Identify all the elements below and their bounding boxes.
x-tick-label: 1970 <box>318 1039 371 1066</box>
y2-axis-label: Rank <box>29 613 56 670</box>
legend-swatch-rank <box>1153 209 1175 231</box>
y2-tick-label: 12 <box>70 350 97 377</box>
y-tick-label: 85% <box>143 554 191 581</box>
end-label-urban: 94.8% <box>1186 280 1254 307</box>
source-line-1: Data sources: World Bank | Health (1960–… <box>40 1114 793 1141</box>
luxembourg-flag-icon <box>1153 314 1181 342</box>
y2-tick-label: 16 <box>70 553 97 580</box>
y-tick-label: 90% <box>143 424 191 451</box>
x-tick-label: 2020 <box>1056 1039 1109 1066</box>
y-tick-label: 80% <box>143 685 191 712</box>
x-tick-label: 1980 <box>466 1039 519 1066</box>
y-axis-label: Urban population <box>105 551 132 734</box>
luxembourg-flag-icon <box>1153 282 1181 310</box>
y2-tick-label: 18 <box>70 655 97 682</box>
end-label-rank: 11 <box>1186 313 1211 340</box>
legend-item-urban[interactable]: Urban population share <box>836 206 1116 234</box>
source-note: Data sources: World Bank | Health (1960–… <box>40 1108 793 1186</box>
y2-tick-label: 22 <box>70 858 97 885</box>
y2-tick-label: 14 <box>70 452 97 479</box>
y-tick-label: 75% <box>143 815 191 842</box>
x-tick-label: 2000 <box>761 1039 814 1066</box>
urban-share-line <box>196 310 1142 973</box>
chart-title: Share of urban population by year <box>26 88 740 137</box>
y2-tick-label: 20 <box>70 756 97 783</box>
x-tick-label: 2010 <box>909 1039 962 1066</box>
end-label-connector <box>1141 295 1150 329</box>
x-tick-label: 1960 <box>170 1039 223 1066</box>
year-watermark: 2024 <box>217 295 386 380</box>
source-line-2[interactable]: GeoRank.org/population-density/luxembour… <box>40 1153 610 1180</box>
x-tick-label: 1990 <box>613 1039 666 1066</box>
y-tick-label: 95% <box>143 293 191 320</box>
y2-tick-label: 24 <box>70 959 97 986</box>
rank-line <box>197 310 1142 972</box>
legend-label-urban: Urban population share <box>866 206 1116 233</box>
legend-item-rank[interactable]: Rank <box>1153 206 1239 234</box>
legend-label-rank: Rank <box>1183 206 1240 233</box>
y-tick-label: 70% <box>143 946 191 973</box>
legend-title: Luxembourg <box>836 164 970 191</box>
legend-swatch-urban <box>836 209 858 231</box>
---
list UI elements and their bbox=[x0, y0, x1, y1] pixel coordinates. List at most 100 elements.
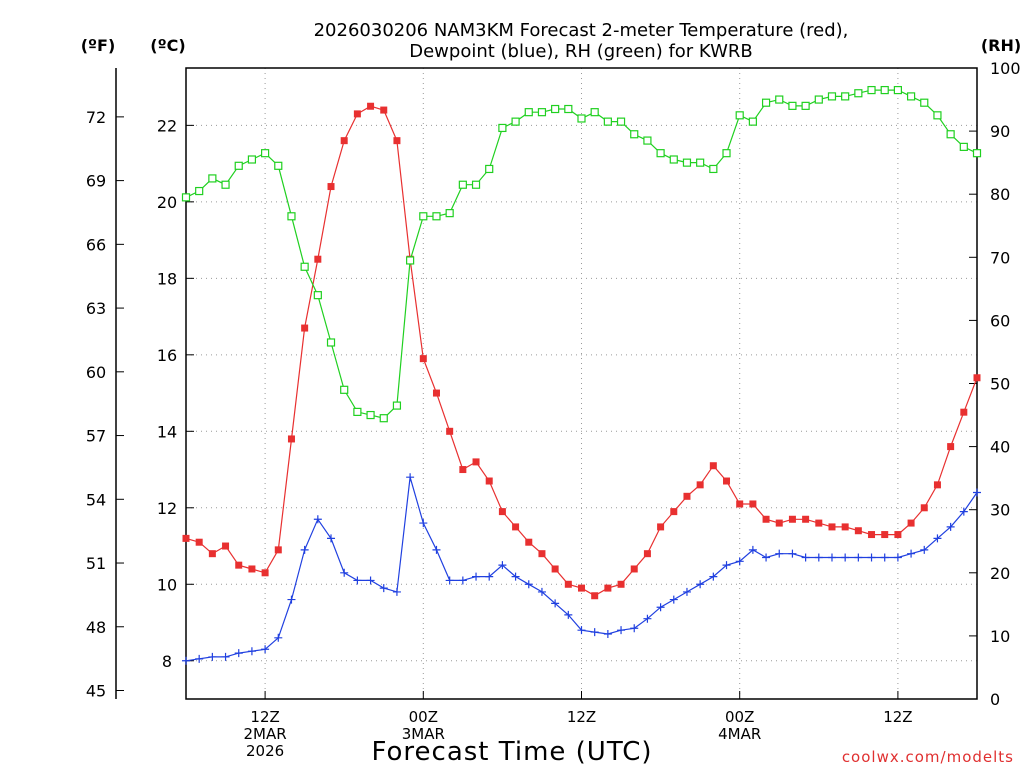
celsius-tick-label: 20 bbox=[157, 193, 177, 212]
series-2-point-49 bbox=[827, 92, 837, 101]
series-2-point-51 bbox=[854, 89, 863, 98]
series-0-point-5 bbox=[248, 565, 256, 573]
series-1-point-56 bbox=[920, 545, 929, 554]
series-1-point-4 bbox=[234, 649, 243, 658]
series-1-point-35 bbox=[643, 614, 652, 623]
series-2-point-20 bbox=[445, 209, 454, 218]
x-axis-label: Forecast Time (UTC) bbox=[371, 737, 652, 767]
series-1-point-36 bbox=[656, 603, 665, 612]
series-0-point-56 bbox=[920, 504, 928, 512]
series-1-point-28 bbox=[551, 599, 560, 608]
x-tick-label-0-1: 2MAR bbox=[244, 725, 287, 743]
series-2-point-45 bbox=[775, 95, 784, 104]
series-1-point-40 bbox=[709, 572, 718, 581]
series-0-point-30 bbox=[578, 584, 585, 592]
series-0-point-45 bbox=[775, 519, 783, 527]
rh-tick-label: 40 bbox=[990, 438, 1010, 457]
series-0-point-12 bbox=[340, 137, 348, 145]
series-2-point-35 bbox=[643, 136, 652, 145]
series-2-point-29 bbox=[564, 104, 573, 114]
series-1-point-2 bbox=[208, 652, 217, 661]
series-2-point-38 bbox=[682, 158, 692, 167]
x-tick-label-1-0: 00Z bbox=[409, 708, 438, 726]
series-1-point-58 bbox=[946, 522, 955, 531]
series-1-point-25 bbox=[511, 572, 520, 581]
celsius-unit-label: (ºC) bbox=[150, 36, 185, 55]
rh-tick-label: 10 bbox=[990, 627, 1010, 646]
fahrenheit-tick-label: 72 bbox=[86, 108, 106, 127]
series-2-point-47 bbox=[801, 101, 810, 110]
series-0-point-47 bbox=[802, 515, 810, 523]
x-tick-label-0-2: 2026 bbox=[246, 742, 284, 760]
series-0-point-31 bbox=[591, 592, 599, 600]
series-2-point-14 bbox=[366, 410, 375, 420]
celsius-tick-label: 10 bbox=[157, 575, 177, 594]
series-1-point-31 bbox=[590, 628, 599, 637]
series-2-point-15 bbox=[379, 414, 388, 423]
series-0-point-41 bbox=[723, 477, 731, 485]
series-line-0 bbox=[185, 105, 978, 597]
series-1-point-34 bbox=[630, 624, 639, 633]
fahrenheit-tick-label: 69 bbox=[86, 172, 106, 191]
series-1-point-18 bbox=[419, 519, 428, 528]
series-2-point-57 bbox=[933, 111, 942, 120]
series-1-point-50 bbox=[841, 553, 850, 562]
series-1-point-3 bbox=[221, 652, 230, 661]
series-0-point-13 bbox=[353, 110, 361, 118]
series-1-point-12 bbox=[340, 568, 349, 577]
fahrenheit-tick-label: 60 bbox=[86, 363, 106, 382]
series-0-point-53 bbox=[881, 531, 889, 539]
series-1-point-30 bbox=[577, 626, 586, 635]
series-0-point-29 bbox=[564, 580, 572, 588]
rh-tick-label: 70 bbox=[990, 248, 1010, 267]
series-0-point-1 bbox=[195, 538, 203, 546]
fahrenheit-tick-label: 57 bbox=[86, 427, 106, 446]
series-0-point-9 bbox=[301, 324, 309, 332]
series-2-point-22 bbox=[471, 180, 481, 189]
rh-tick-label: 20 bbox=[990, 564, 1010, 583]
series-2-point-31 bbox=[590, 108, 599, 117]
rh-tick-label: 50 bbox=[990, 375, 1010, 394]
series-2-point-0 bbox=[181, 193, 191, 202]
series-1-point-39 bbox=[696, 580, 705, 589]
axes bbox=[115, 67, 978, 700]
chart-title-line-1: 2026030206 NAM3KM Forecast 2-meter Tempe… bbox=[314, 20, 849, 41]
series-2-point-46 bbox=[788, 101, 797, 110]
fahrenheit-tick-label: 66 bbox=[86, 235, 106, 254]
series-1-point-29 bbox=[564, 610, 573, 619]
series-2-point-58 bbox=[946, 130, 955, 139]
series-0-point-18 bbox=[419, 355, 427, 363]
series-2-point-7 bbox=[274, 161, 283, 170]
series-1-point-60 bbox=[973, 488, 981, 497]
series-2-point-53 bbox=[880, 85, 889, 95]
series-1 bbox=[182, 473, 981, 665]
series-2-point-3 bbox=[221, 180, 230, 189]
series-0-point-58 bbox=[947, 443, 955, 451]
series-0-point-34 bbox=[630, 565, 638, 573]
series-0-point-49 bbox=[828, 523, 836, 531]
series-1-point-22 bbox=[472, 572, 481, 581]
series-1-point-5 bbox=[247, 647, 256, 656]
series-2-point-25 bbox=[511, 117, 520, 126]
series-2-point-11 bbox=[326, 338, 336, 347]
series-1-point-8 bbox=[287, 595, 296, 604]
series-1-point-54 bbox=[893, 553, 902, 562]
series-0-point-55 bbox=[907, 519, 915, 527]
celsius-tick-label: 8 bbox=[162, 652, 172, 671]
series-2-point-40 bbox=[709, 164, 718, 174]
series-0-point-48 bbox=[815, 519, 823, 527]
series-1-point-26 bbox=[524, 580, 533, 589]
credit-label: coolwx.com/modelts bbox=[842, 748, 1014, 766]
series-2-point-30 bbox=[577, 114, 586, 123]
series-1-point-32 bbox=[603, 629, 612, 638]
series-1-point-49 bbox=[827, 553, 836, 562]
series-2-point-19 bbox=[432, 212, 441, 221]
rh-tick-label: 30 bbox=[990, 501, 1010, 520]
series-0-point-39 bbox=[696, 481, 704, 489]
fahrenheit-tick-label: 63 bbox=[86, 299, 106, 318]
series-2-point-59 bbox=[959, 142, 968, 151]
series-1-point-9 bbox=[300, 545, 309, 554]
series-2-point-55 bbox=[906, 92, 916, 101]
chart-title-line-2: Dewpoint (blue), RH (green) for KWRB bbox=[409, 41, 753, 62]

■ **What you need to do**
Extract the records from the line with "Identify all the" to the line with "y2-tick-label: 16 <box>70 553 97 580</box>", inclusive, and repeat them line for line.

■ **Response below**
Identify all the elements below and their bounding boxes.
x-tick-label: 1970 <box>318 1039 371 1066</box>
y2-axis-label: Rank <box>29 613 56 670</box>
legend-swatch-rank <box>1153 209 1175 231</box>
y2-tick-label: 12 <box>70 350 97 377</box>
y-tick-label: 85% <box>143 554 191 581</box>
end-label-urban: 94.8% <box>1186 280 1254 307</box>
source-line-1: Data sources: World Bank | Health (1960–… <box>40 1114 793 1141</box>
luxembourg-flag-icon <box>1153 314 1181 342</box>
y2-tick-label: 16 <box>70 553 97 580</box>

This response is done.